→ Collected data
◆ ◆ ◆ ◆ ◆
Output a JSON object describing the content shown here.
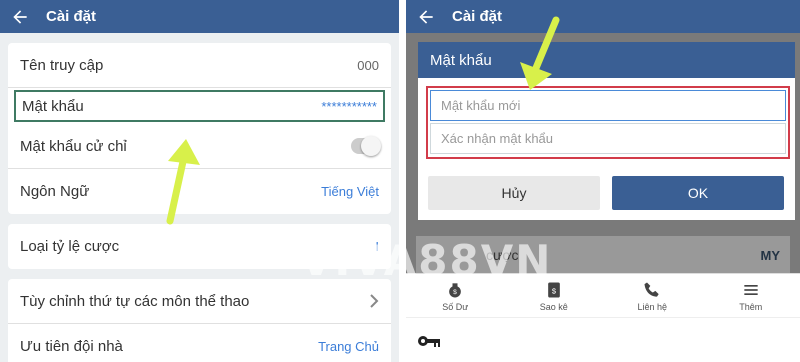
{
  "left": {
    "title": "Cài đặt",
    "rows": [
      {
        "label": "Tên truy cập",
        "value": "000"
      },
      {
        "label": "Mật khẩu",
        "value": "***********"
      },
      {
        "label": "Mật khẩu cử chỉ"
      },
      {
        "label": "Ngôn Ngữ",
        "value": "Tiếng Việt"
      }
    ],
    "odds_label": "Loại tỷ lệ cược",
    "sports_order_label": "Tùy chỉnh thứ tự các môn thể thao",
    "team_priority_label": "Ưu tiên đội nhà",
    "team_priority_value": "Trang Chủ"
  },
  "right": {
    "title": "Cài đặt",
    "dialog_title": "Mật khẩu",
    "new_password_placeholder": "Mật khẩu mới",
    "confirm_password_placeholder": "Xác nhận mật khẩu",
    "cancel_label": "Hủy",
    "ok_label": "OK",
    "bg_row_text": "cược",
    "bg_row_value": "MY",
    "tabs": [
      "Số Dư",
      "Sao kê",
      "Liên hệ",
      "Thêm"
    ]
  },
  "watermark": "VIVA88VN",
  "colors": {
    "primary": "#3a5f94",
    "link": "#3b7dd8",
    "highlight": "#d23c4a",
    "arrow": "#d8f04a"
  }
}
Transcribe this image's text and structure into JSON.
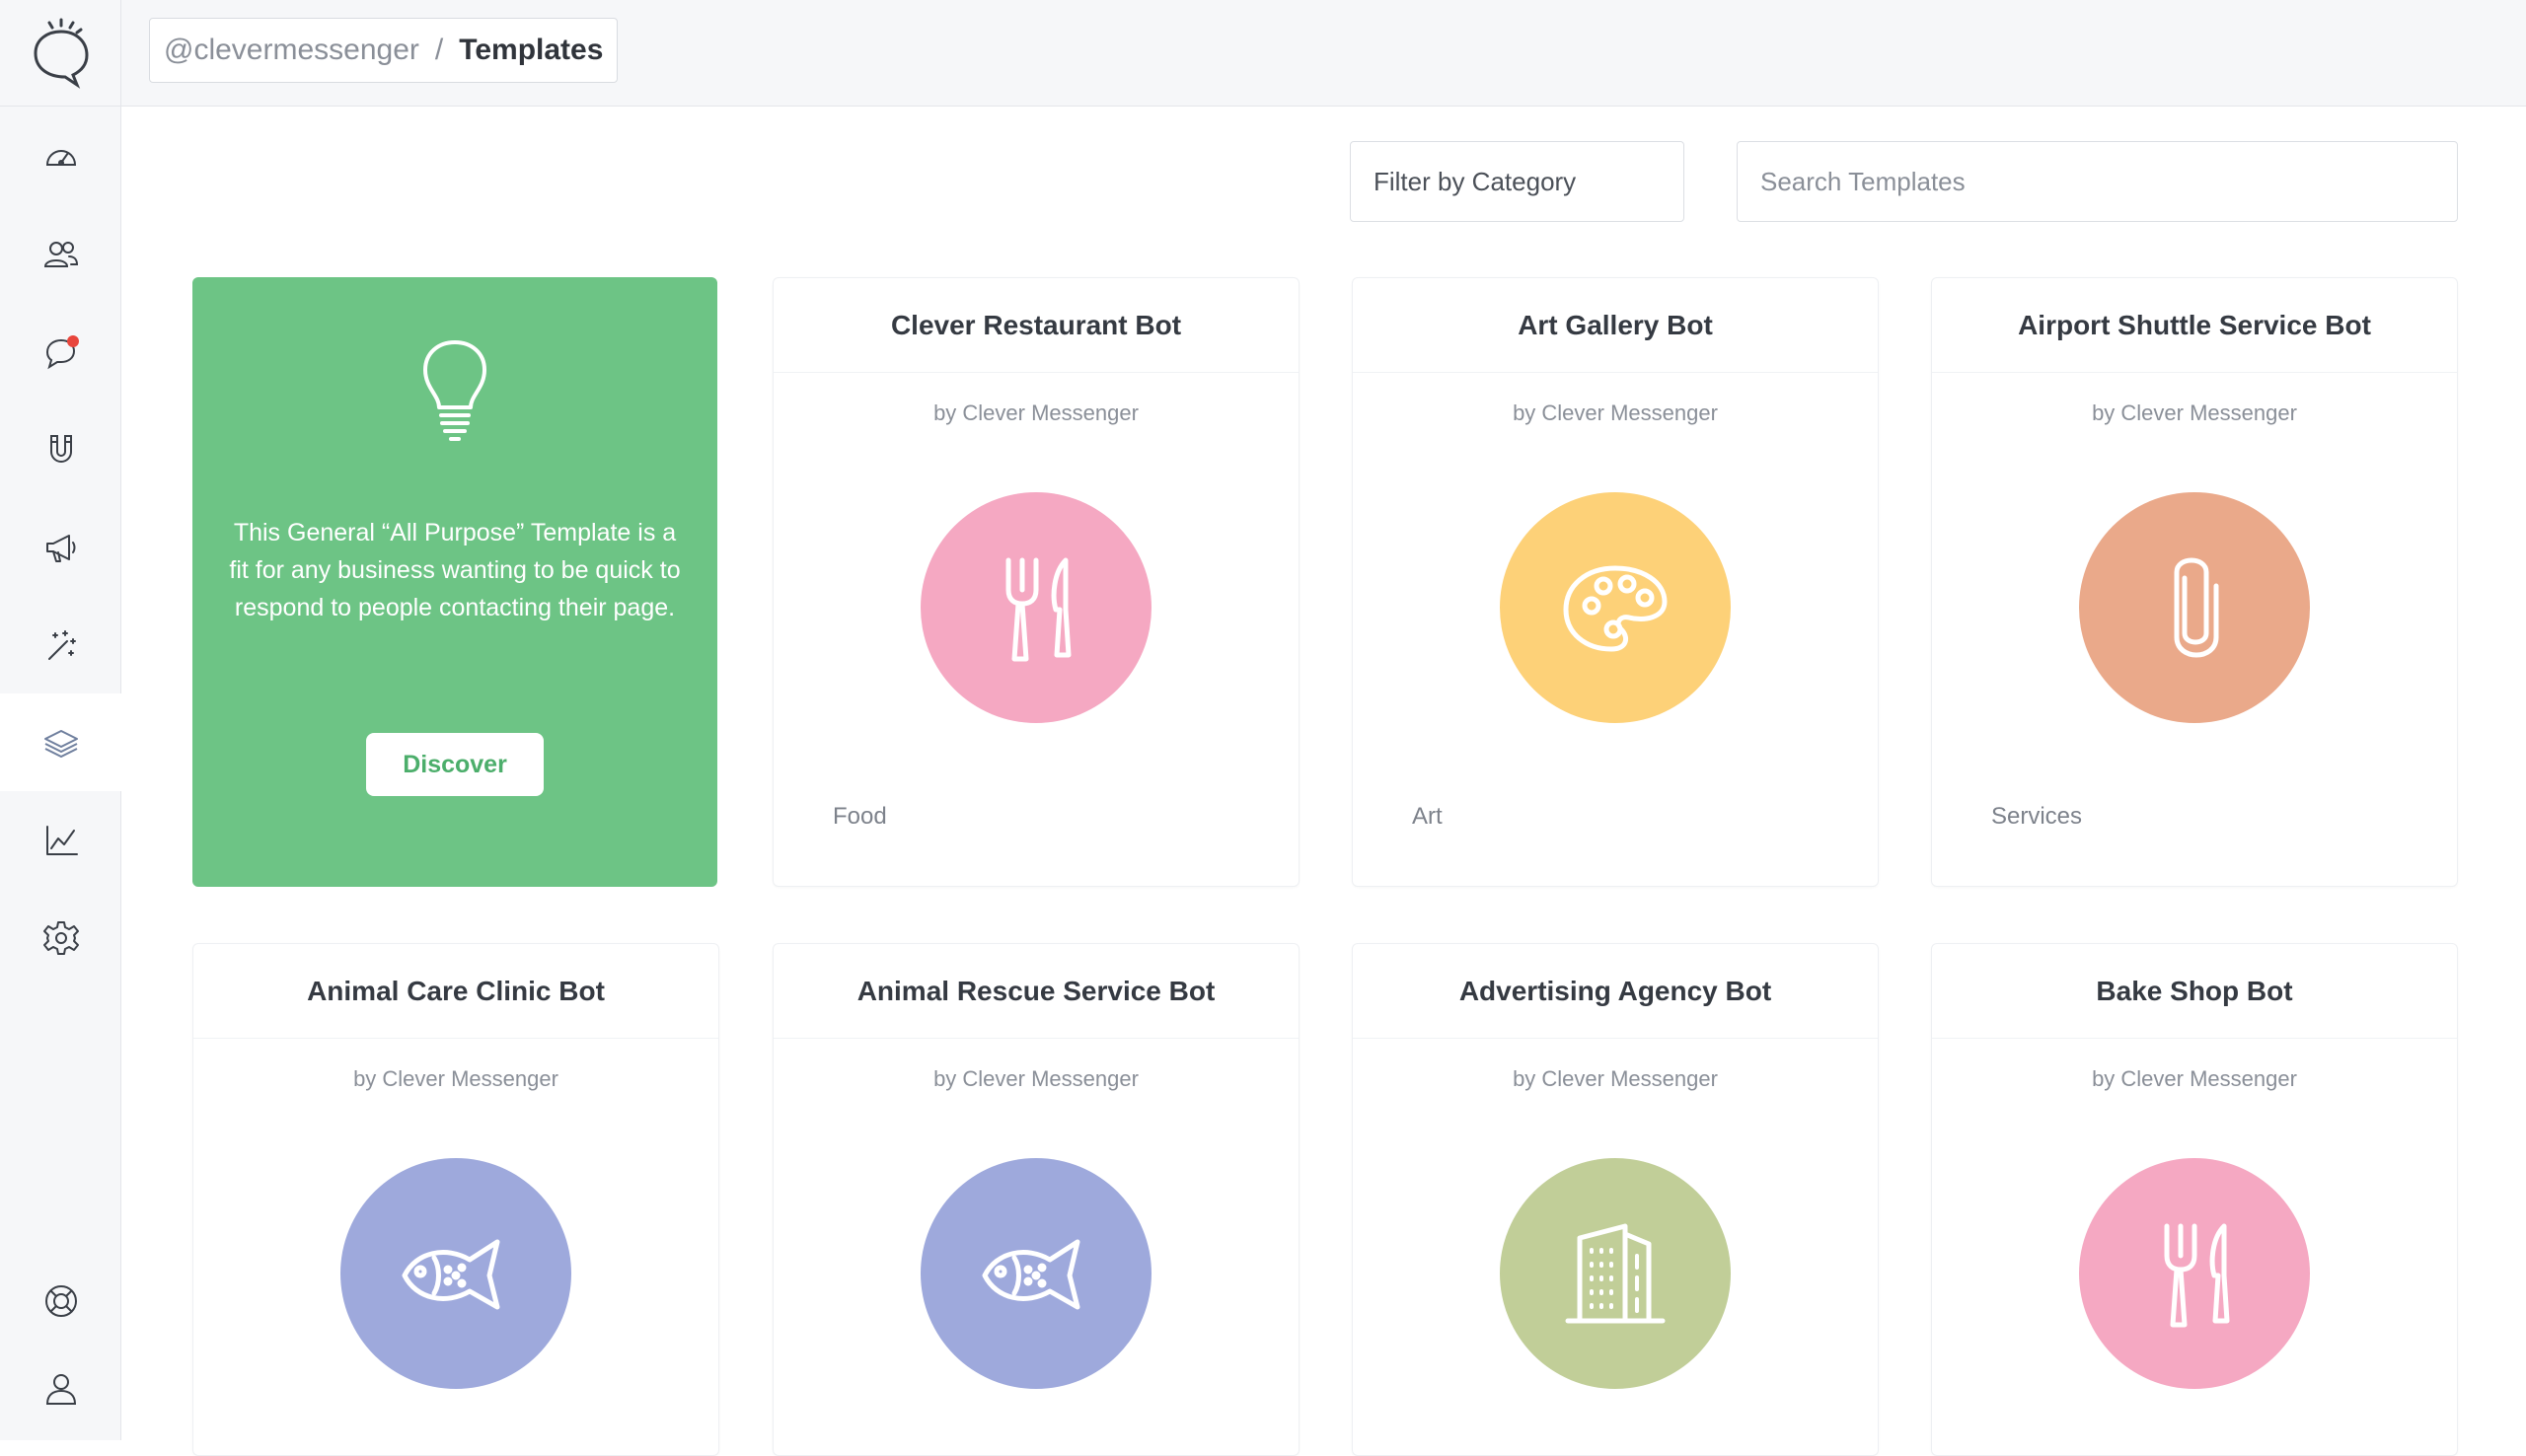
{
  "header": {
    "account": "@clevermessenger",
    "separator": "/",
    "page": "Templates"
  },
  "sidebar": {
    "items": [
      {
        "name": "dashboard",
        "icon": "speedometer-icon"
      },
      {
        "name": "audience",
        "icon": "users-icon",
        "badge": true
      },
      {
        "name": "live-chat",
        "icon": "chat-bubble-icon"
      },
      {
        "name": "growth-tools",
        "icon": "magnet-icon"
      },
      {
        "name": "broadcasts",
        "icon": "megaphone-icon"
      },
      {
        "name": "automation",
        "icon": "magic-wand-icon"
      },
      {
        "name": "templates",
        "icon": "layers-icon",
        "active": true
      },
      {
        "name": "analytics",
        "icon": "line-chart-icon"
      },
      {
        "name": "settings",
        "icon": "gear-icon"
      },
      {
        "name": "help",
        "icon": "lifebuoy-icon"
      },
      {
        "name": "profile",
        "icon": "user-icon"
      }
    ]
  },
  "toolbar": {
    "filter_label": "Filter by Category",
    "search_placeholder": "Search Templates"
  },
  "promo": {
    "text": "This General “All Purpose” Template is a fit for any business wanting to be quick to respond to people contacting their page.",
    "button_label": "Discover"
  },
  "templates": [
    {
      "title": "Clever Restaurant Bot",
      "author": "by Clever Messenger",
      "category": "Food",
      "icon": "fork-knife-icon",
      "color": "#f5a8c2"
    },
    {
      "title": "Art Gallery Bot",
      "author": "by Clever Messenger",
      "category": "Art",
      "icon": "palette-icon",
      "color": "#fdd178"
    },
    {
      "title": "Airport Shuttle Service Bot",
      "author": "by Clever Messenger",
      "category": "Services",
      "icon": "paperclip-icon",
      "color": "#eaa98a"
    },
    {
      "title": "Animal Care Clinic Bot",
      "author": "by Clever Messenger",
      "category": "",
      "icon": "fish-icon",
      "color": "#9ea9dc"
    },
    {
      "title": "Animal Rescue Service Bot",
      "author": "by Clever Messenger",
      "category": "",
      "icon": "fish-icon",
      "color": "#9ea9dc"
    },
    {
      "title": "Advertising Agency Bot",
      "author": "by Clever Messenger",
      "category": "",
      "icon": "building-icon",
      "color": "#c1ce98"
    },
    {
      "title": "Bake Shop Bot",
      "author": "by Clever Messenger",
      "category": "",
      "icon": "fork-knife-icon",
      "color": "#f5a8c2"
    }
  ],
  "colors": {
    "accent_green": "#6dc485",
    "notification_red": "#e8453c",
    "sidebar_bg": "#f6f7f9"
  }
}
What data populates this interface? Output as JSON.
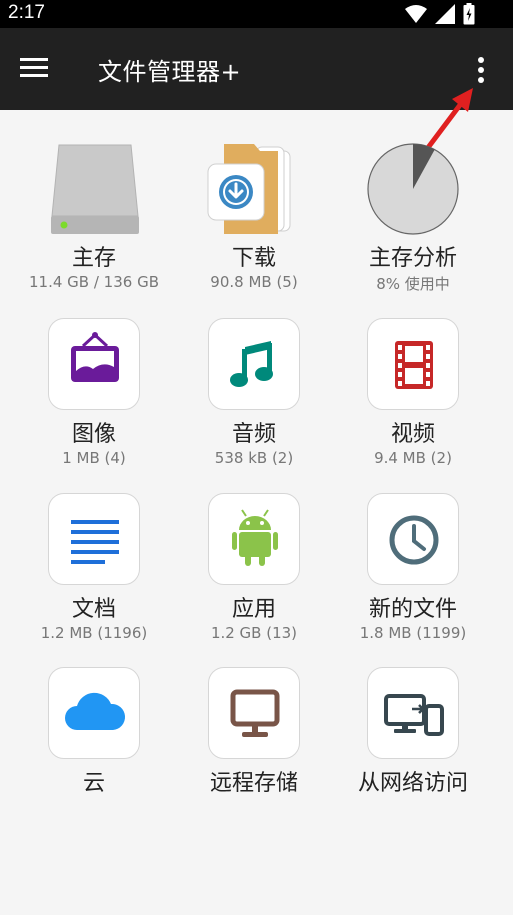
{
  "status_bar": {
    "time": "2:17"
  },
  "app_bar": {
    "title": "文件管理器+"
  },
  "tiles": [
    {
      "label": "主存",
      "sub": "11.4 GB / 136 GB"
    },
    {
      "label": "下载",
      "sub": "90.8 MB (5)"
    },
    {
      "label": "主存分析",
      "sub": "8% 使用中",
      "usage_percent": 8
    },
    {
      "label": "图像",
      "sub": "1 MB (4)"
    },
    {
      "label": "音频",
      "sub": "538 kB (2)"
    },
    {
      "label": "视频",
      "sub": "9.4 MB (2)"
    },
    {
      "label": "文档",
      "sub": "1.2 MB (1196)"
    },
    {
      "label": "应用",
      "sub": "1.2 GB (13)"
    },
    {
      "label": "新的文件",
      "sub": "1.8 MB (1199)"
    },
    {
      "label": "云",
      "sub": ""
    },
    {
      "label": "远程存储",
      "sub": ""
    },
    {
      "label": "从网络访问",
      "sub": ""
    }
  ],
  "colors": {
    "app_bar": "#212121",
    "purple": "#6a1b9a",
    "teal": "#00897b",
    "red": "#c62828",
    "blue": "#1e6fd9",
    "android_green": "#8bc34a",
    "clock": "#4f6d7a",
    "cloud": "#2196f3",
    "monitor_brown": "#795548",
    "devices": "#37474f",
    "annotation_arrow": "#e02020"
  }
}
◆ ◆ ◆ ◆ ◆
Pictures are excluded; output everything else in the data verbatim.

Output a JSON object describing the content shown here.
{
  "left": {
    "title": "Cài đặt",
    "rows": [
      {
        "label": "Tên truy cập",
        "value": "000"
      },
      {
        "label": "Mật khẩu",
        "value": "***********"
      },
      {
        "label": "Mật khẩu cử chỉ"
      },
      {
        "label": "Ngôn Ngữ",
        "value": "Tiếng Việt"
      }
    ],
    "odds_label": "Loại tỷ lệ cược",
    "sports_order_label": "Tùy chỉnh thứ tự các môn thể thao",
    "team_priority_label": "Ưu tiên đội nhà",
    "team_priority_value": "Trang Chủ"
  },
  "right": {
    "title": "Cài đặt",
    "dialog_title": "Mật khẩu",
    "new_password_placeholder": "Mật khẩu mới",
    "confirm_password_placeholder": "Xác nhận mật khẩu",
    "cancel_label": "Hủy",
    "ok_label": "OK",
    "bg_row_text": "cược",
    "bg_row_value": "MY",
    "tabs": [
      "Số Dư",
      "Sao kê",
      "Liên hệ",
      "Thêm"
    ]
  },
  "watermark": "VIVA88VN",
  "colors": {
    "primary": "#3a5f94",
    "link": "#3b7dd8",
    "highlight": "#d23c4a",
    "arrow": "#d8f04a"
  }
}
Transcribe this image's text and structure into JSON.
{
  "header": {
    "account": "@clevermessenger",
    "separator": "/",
    "page": "Templates"
  },
  "sidebar": {
    "items": [
      {
        "name": "dashboard",
        "icon": "speedometer-icon"
      },
      {
        "name": "audience",
        "icon": "users-icon",
        "badge": true
      },
      {
        "name": "live-chat",
        "icon": "chat-bubble-icon"
      },
      {
        "name": "growth-tools",
        "icon": "magnet-icon"
      },
      {
        "name": "broadcasts",
        "icon": "megaphone-icon"
      },
      {
        "name": "automation",
        "icon": "magic-wand-icon"
      },
      {
        "name": "templates",
        "icon": "layers-icon",
        "active": true
      },
      {
        "name": "analytics",
        "icon": "line-chart-icon"
      },
      {
        "name": "settings",
        "icon": "gear-icon"
      },
      {
        "name": "help",
        "icon": "lifebuoy-icon"
      },
      {
        "name": "profile",
        "icon": "user-icon"
      }
    ]
  },
  "toolbar": {
    "filter_label": "Filter by Category",
    "search_placeholder": "Search Templates"
  },
  "promo": {
    "text": "This General “All Purpose” Template is a fit for any business wanting to be quick to respond to people contacting their page.",
    "button_label": "Discover"
  },
  "templates": [
    {
      "title": "Clever Restaurant Bot",
      "author": "by Clever Messenger",
      "category": "Food",
      "icon": "fork-knife-icon",
      "color": "#f5a8c2"
    },
    {
      "title": "Art Gallery Bot",
      "author": "by Clever Messenger",
      "category": "Art",
      "icon": "palette-icon",
      "color": "#fdd178"
    },
    {
      "title": "Airport Shuttle Service Bot",
      "author": "by Clever Messenger",
      "category": "Services",
      "icon": "paperclip-icon",
      "color": "#eaa98a"
    },
    {
      "title": "Animal Care Clinic Bot",
      "author": "by Clever Messenger",
      "category": "",
      "icon": "fish-icon",
      "color": "#9ea9dc"
    },
    {
      "title": "Animal Rescue Service Bot",
      "author": "by Clever Messenger",
      "category": "",
      "icon": "fish-icon",
      "color": "#9ea9dc"
    },
    {
      "title": "Advertising Agency Bot",
      "author": "by Clever Messenger",
      "category": "",
      "icon": "building-icon",
      "color": "#c1ce98"
    },
    {
      "title": "Bake Shop Bot",
      "author": "by Clever Messenger",
      "category": "",
      "icon": "fork-knife-icon",
      "color": "#f5a8c2"
    }
  ],
  "colors": {
    "accent_green": "#6dc485",
    "notification_red": "#e8453c",
    "sidebar_bg": "#f6f7f9"
  }
}
What data populates this interface? Output as JSON.
{
  "status_bar": {
    "time": "2:17"
  },
  "app_bar": {
    "title": "文件管理器+"
  },
  "tiles": [
    {
      "label": "主存",
      "sub": "11.4 GB / 136 GB"
    },
    {
      "label": "下载",
      "sub": "90.8 MB (5)"
    },
    {
      "label": "主存分析",
      "sub": "8% 使用中",
      "usage_percent": 8
    },
    {
      "label": "图像",
      "sub": "1 MB (4)"
    },
    {
      "label": "音频",
      "sub": "538 kB (2)"
    },
    {
      "label": "视频",
      "sub": "9.4 MB (2)"
    },
    {
      "label": "文档",
      "sub": "1.2 MB (1196)"
    },
    {
      "label": "应用",
      "sub": "1.2 GB (13)"
    },
    {
      "label": "新的文件",
      "sub": "1.8 MB (1199)"
    },
    {
      "label": "云",
      "sub": ""
    },
    {
      "label": "远程存储",
      "sub": ""
    },
    {
      "label": "从网络访问",
      "sub": ""
    }
  ],
  "colors": {
    "app_bar": "#212121",
    "purple": "#6a1b9a",
    "teal": "#00897b",
    "red": "#c62828",
    "blue": "#1e6fd9",
    "android_green": "#8bc34a",
    "clock": "#4f6d7a",
    "cloud": "#2196f3",
    "monitor_brown": "#795548",
    "devices": "#37474f",
    "annotation_arrow": "#e02020"
  }
}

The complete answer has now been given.